Dataset items
▽

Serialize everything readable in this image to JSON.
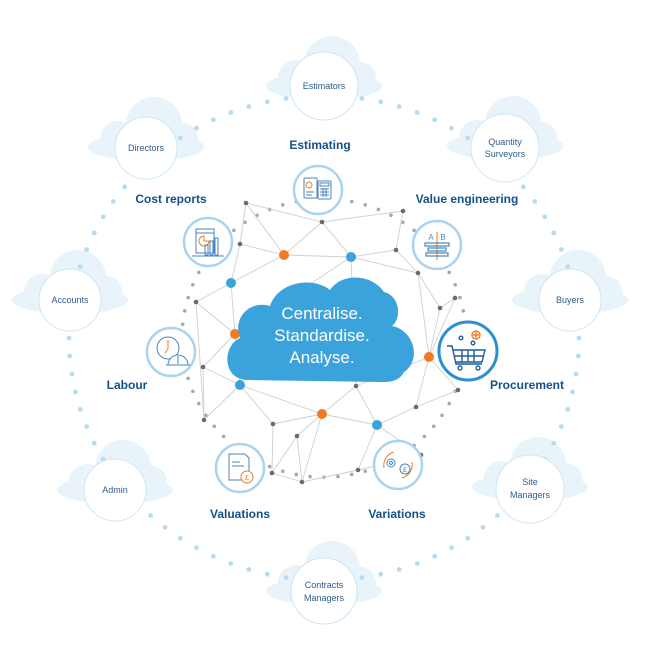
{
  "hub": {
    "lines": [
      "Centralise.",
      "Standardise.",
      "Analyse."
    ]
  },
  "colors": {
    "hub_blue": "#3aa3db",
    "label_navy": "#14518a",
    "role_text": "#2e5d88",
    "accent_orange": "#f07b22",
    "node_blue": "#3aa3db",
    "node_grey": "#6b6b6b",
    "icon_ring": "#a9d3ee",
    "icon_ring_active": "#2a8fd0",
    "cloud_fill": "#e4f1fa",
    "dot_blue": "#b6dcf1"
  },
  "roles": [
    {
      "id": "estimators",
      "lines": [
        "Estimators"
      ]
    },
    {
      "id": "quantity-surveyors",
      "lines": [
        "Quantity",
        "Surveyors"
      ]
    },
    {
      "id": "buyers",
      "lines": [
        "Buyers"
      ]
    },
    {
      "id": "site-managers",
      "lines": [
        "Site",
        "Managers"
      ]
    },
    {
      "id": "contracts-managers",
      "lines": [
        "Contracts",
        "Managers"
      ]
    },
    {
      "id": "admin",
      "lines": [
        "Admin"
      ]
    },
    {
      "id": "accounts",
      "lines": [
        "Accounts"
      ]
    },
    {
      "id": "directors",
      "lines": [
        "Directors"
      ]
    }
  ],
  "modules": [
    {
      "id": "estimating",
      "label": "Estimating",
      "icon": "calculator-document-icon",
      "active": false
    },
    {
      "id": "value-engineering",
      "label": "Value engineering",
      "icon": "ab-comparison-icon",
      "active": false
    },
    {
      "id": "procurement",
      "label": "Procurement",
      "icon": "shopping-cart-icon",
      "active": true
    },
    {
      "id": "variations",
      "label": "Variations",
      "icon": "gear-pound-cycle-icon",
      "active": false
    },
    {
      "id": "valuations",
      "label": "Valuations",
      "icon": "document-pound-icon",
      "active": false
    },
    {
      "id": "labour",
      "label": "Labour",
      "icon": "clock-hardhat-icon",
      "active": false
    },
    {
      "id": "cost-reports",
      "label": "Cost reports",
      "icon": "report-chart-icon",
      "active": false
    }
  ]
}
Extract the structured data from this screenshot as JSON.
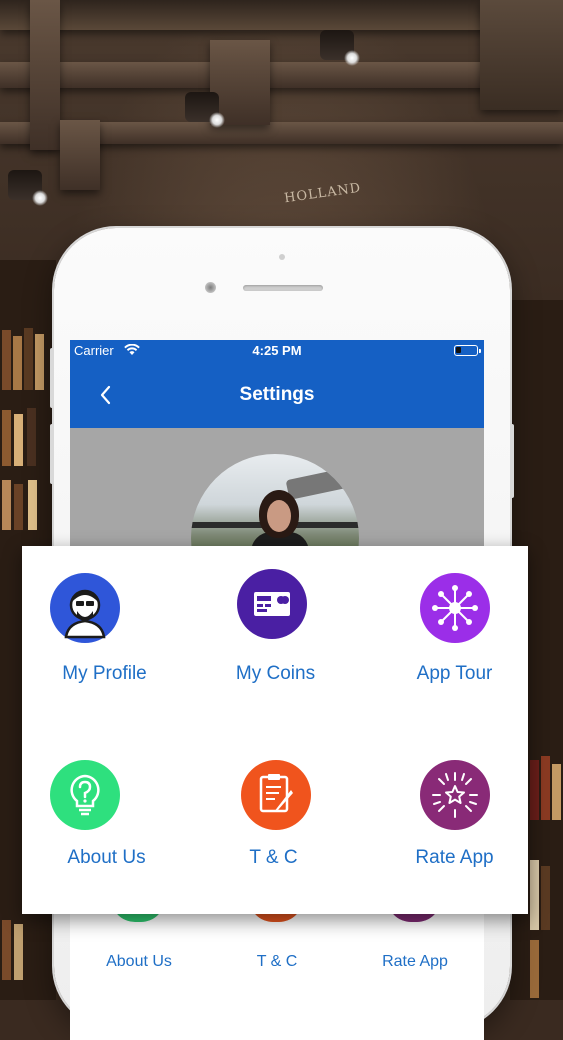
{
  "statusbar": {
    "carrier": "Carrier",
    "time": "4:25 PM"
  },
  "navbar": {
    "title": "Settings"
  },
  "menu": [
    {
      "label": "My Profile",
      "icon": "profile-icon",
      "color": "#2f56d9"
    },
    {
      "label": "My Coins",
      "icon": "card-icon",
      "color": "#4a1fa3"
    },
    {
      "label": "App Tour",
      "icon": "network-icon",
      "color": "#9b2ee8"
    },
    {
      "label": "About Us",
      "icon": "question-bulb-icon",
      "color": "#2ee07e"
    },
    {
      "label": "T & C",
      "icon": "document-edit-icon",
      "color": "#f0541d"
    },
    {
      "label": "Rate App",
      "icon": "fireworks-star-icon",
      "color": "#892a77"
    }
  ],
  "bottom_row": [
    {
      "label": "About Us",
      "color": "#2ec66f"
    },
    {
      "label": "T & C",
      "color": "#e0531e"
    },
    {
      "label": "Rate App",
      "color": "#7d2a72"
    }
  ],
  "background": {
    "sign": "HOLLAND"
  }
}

△

_EXERCISE BRIEF_: From the records given above, copy all lines containing "pound".

_IN RESPONSE_:
      "icon": "gear-pound-cycle-icon",
      "icon": "document-pound-icon",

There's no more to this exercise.